==== Records for this exercise ====

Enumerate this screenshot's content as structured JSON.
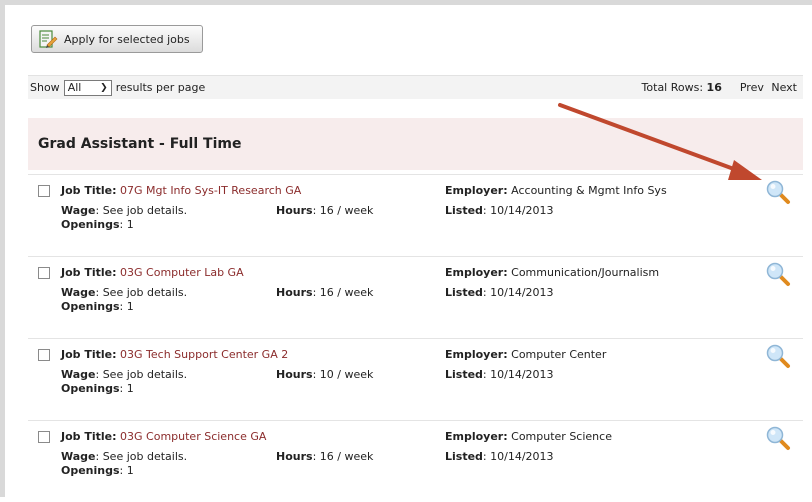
{
  "apply_button": {
    "label": "Apply for selected jobs"
  },
  "toolbar": {
    "show_label": "Show",
    "per_page_value": "All",
    "per_page_suffix": "results per page",
    "total_label": "Total Rows:",
    "total_value": "16",
    "prev_label": "Prev",
    "next_label": "Next"
  },
  "group": {
    "title": "Grad Assistant - Full Time"
  },
  "labels": {
    "job_title": "Job Title:",
    "employer": "Employer:",
    "wage": "Wage",
    "hours": "Hours",
    "listed": "Listed",
    "openings": "Openings"
  },
  "jobs": [
    {
      "title": "07G Mgt Info Sys-IT Research GA",
      "employer": "Accounting & Mgmt Info Sys",
      "wage": "See job details.",
      "hours": "16 / week",
      "listed": "10/14/2013",
      "openings": "1"
    },
    {
      "title": "03G Computer Lab GA",
      "employer": "Communication/Journalism",
      "wage": "See job details.",
      "hours": "16 / week",
      "listed": "10/14/2013",
      "openings": "1"
    },
    {
      "title": "03G Tech Support Center GA 2",
      "employer": "Computer Center",
      "wage": "See job details.",
      "hours": "10 / week",
      "listed": "10/14/2013",
      "openings": "1"
    },
    {
      "title": "03G Computer Science GA",
      "employer": "Computer Science",
      "wage": "See job details.",
      "hours": "16 / week",
      "listed": "10/14/2013",
      "openings": "1"
    }
  ],
  "colors": {
    "link": "#8b2c2c",
    "group_bg": "#f7ecec",
    "arrow": "#c0482e",
    "magnifier": "#8fc0e8"
  },
  "icons": {
    "apply": "document-pencil-icon",
    "detail": "magnifier-icon",
    "dropdown": "chevron-down-icon"
  }
}
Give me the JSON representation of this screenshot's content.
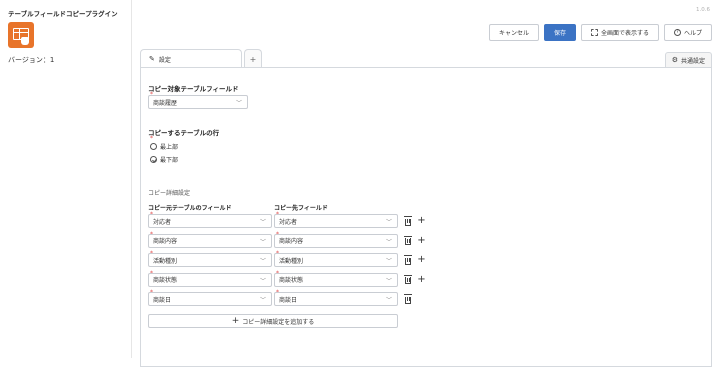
{
  "sidebar": {
    "app_title": "テーブルフィールドコピープラグイン",
    "version_label": "バージョン：1"
  },
  "header": {
    "version_corner": "1.0.6"
  },
  "toolbar": {
    "cancel_label": "キャンセル",
    "save_label": "保存",
    "fullscreen_label": "全画面で表示する",
    "help_label": "ヘルプ"
  },
  "tabs": {
    "settings_label": "設定",
    "add_tab_label": "+",
    "common_settings_label": "共通設定"
  },
  "target_table": {
    "title": "コピー対象テーブルフィールド",
    "value": "商談履歴"
  },
  "copy_row": {
    "title": "コピーするテーブルの行",
    "options": [
      "最上部",
      "最下部"
    ],
    "selected": "最下部"
  },
  "mapping": {
    "section_label": "コピー詳細設定",
    "source_header": "コピー元テーブルのフィールド",
    "target_header": "コピー先フィールド",
    "rows": [
      {
        "source": "対応者",
        "target": "対応者"
      },
      {
        "source": "商談内容",
        "target": "商談内容"
      },
      {
        "source": "活動種別",
        "target": "活動種別"
      },
      {
        "source": "商談状態",
        "target": "商談状態"
      },
      {
        "source": "商談日",
        "target": "商談日"
      }
    ],
    "add_button_label": "コピー詳細設定を追加する"
  }
}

====

Pick every line with "Center" in it and copy it.

      "title": "03G Tech Support Center GA 2",
      "employer": "Computer Center",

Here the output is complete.